→ **Written request**: How many lines of the rows below contain the string "loescheii", counting only matches with the same capitalization? Reply with the number alone.

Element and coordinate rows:
_____

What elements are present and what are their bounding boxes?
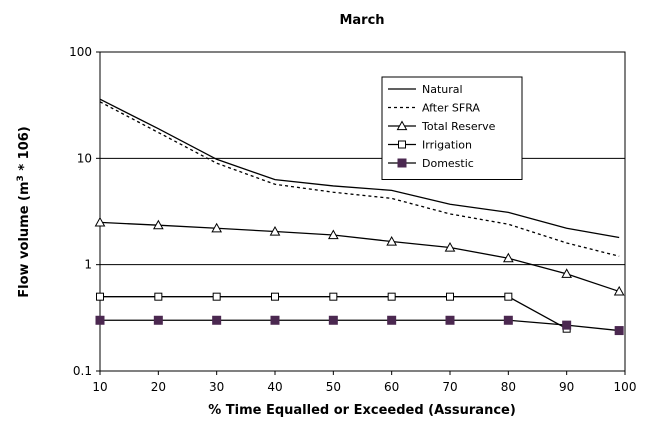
y-tick-label: 100 [69, 45, 92, 59]
data-point-square-open [154, 292, 163, 301]
y-tick-label: 0.1 [73, 364, 92, 378]
series-irrigation [96, 292, 571, 333]
data-point-square-filled [328, 315, 338, 325]
y-tick-label: 10 [77, 151, 92, 165]
legend: Natural After SFRA Total Reserve Irrigation… [381, 76, 523, 180]
series-line [99, 98, 620, 239]
series-line [99, 221, 620, 293]
series-layer [94, 98, 625, 336]
x-tick-label: 100 [614, 380, 637, 394]
series-domestic [95, 315, 624, 336]
legend-label: After SFRA [422, 102, 480, 115]
legend-item: Irrigation [388, 139, 472, 152]
legend-label: Total Reserve [421, 120, 496, 133]
series-total-reserve [94, 216, 625, 296]
legend-item: After SFRA [388, 102, 480, 115]
legend-label: Natural [422, 83, 463, 96]
x-axis-label: % Time Equalled or Exceeded (Assurance) [208, 403, 516, 418]
x-tick-label: 50 [326, 380, 341, 394]
data-point-square-filled [397, 158, 407, 168]
data-point-triangle [444, 241, 456, 252]
legend-label: Irrigation [422, 139, 472, 152]
data-point-square-open [96, 292, 104, 301]
series-line [100, 319, 620, 332]
data-point-triangle [211, 222, 223, 233]
legend-label: Domestic [422, 157, 474, 170]
x-tick-label: 90 [559, 380, 574, 394]
data-point-square-open [504, 292, 513, 301]
x-tick-label: 80 [501, 380, 516, 394]
series-after-sfra [99, 101, 620, 257]
data-point-square-filled [614, 326, 624, 336]
data-point-square-filled [270, 315, 280, 325]
data-point-triangle [327, 229, 339, 240]
data-point-square-filled [212, 315, 222, 325]
data-point-square-open [387, 292, 396, 301]
data-point-square-filled [95, 315, 105, 325]
chart-title: March [339, 13, 384, 28]
x-tick-label: 60 [384, 380, 399, 394]
x-tick-label: 10 [92, 380, 107, 394]
x-axis-ticks: 10 20 30 40 50 60 70 80 90 100 [92, 371, 636, 394]
series-line [99, 101, 620, 257]
legend-item: Total Reserve [388, 120, 496, 133]
data-point-square-filled [503, 315, 513, 325]
data-point-square-filled [387, 315, 397, 325]
data-point-triangle [152, 219, 164, 230]
data-point-triangle [502, 252, 514, 263]
x-tick-label: 20 [151, 380, 166, 394]
data-point-square-filled [445, 315, 455, 325]
data-point-square-open [271, 292, 279, 301]
data-point-triangle [613, 285, 625, 296]
data-point-triangle [94, 216, 106, 227]
y-tick-label: 1 [84, 258, 92, 272]
data-point-square-filled [562, 320, 572, 330]
data-point-triangle [269, 225, 281, 236]
y-axis-label-main: Flow volume (m [17, 181, 32, 297]
data-point-square-open [329, 292, 338, 301]
legend-item: Natural [388, 83, 463, 96]
series-natural [99, 98, 620, 239]
plot-area-frame [99, 51, 626, 372]
y-axis-ticks: 0.1 1 10 100 [69, 45, 100, 378]
data-point-square-filled [153, 315, 163, 325]
data-point-triangle [396, 120, 408, 131]
y-axis-label-tail: * 106) [17, 126, 32, 175]
data-point-triangle [386, 236, 398, 246]
y-axis-label: Flow volume (m3 * 106) [16, 126, 32, 298]
legend-item: Domestic [388, 157, 474, 170]
x-tick-label: 40 [267, 380, 282, 394]
x-tick-label: 30 [209, 380, 224, 394]
data-point-square-open [398, 140, 406, 149]
data-point-square-open [212, 292, 221, 301]
data-point-triangle [561, 268, 573, 278]
y-axis-label-superscript: 3 [16, 175, 26, 181]
data-point-square-open [446, 292, 454, 301]
x-tick-label: 70 [442, 380, 457, 394]
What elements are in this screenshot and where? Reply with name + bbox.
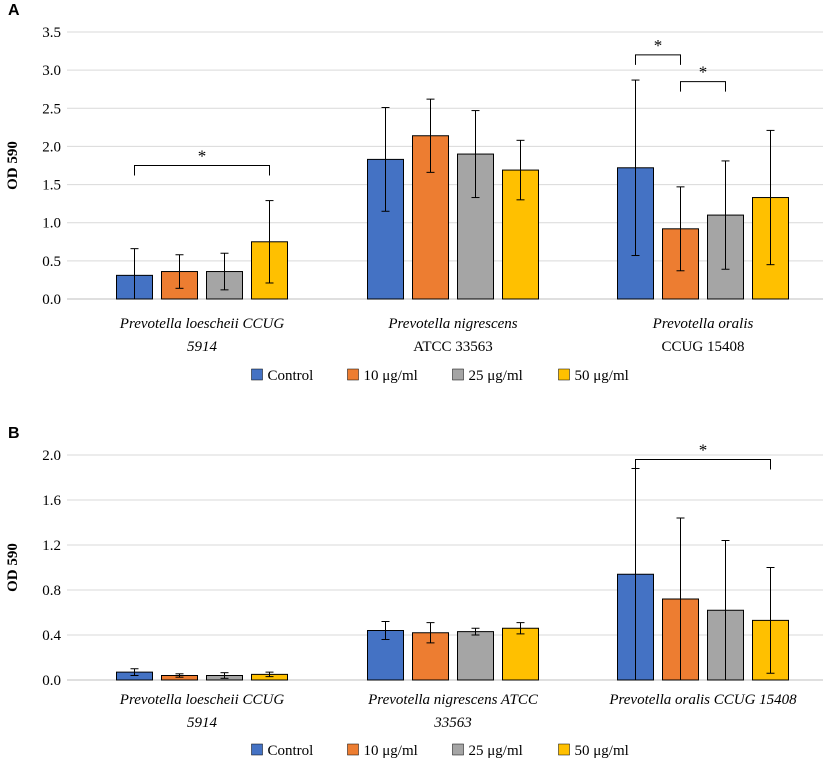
y-axis-title: OD 590 — [5, 141, 21, 190]
significance-bracket — [635, 54, 681, 65]
legend-swatch — [347, 743, 359, 756]
category-label: 5914 — [187, 339, 218, 355]
category-label: Prevotella nigrescens — [387, 316, 517, 332]
y-tick-label: 2.0 — [42, 139, 61, 155]
y-tick-label: 2.0 — [42, 448, 61, 464]
legend-swatch — [251, 743, 263, 756]
significance-star: * — [699, 63, 708, 82]
y-tick-label: 1.2 — [42, 538, 61, 554]
panel-label: A — [8, 2, 20, 19]
category-label: Prevotella oralis CCUG 15408 — [608, 692, 797, 708]
legend-label: 10 μg/ml — [364, 743, 418, 759]
panel-a: A OD 590 0.0 0.5 1.0 1.5 2.0 2.5 3.0 3.5 Prevotell… — [5, 2, 823, 384]
legend-swatch — [347, 368, 359, 381]
legend-swatch — [558, 743, 570, 756]
y-tick-label: 3.0 — [42, 63, 61, 79]
significance-bracket — [134, 165, 270, 176]
category-label: 33563 — [433, 715, 472, 731]
significance-bracket — [680, 81, 726, 92]
legend-label: 25 μg/ml — [469, 743, 523, 759]
legend-label: Control — [268, 743, 314, 759]
category-label: Prevotella oralis — [652, 316, 754, 332]
y-axis-title: OD 590 — [5, 543, 21, 592]
legend-label: 25 μg/ml — [469, 368, 523, 384]
category-label: Prevotella loescheii CCUG — [119, 316, 285, 332]
significance-star: * — [198, 147, 207, 166]
y-tick-label: 2.5 — [42, 101, 61, 117]
panel-b: B OD 590 0.0 0.4 0.8 1.2 1.6 2.0 Prevotella loes… — [5, 425, 823, 759]
category-label: 5914 — [187, 715, 218, 731]
category-label: Prevotella nigrescens ATCC — [367, 692, 539, 708]
legend-swatch — [251, 368, 263, 381]
legend-swatch — [452, 368, 464, 381]
panel-label: B — [8, 425, 20, 442]
significance-bracket — [635, 459, 771, 470]
y-tick-label: 1.0 — [42, 216, 61, 232]
legend-label: 50 μg/ml — [575, 368, 629, 384]
significance-star: * — [654, 36, 663, 55]
y-tick-label: 0.5 — [42, 254, 61, 270]
y-tick-label: 0.0 — [42, 292, 61, 308]
y-tick-label: 0.0 — [42, 673, 61, 689]
y-tick-label: 3.5 — [42, 25, 61, 41]
category-label: Prevotella loescheii CCUG — [119, 692, 285, 708]
legend-label: 50 μg/ml — [575, 743, 629, 759]
y-tick-label: 1.6 — [42, 493, 61, 509]
legend-label: 10 μg/ml — [364, 368, 418, 384]
legend-label: Control — [268, 368, 314, 384]
significance-star: * — [699, 441, 708, 460]
legend-swatch — [558, 368, 570, 381]
bar-25-g-ml-cat1 — [457, 631, 494, 681]
y-tick-label: 0.8 — [42, 583, 61, 599]
bar-50-g-ml-cat1 — [502, 627, 539, 681]
legend-swatch — [452, 743, 464, 756]
y-tick-label: 1.5 — [42, 178, 61, 194]
y-tick-label: 0.4 — [42, 628, 61, 644]
category-label: ATCC 33563 — [413, 339, 493, 355]
category-label: CCUG 15408 — [662, 339, 745, 355]
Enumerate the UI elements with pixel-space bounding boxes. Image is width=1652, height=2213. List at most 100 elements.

_____

→ **In response**: 2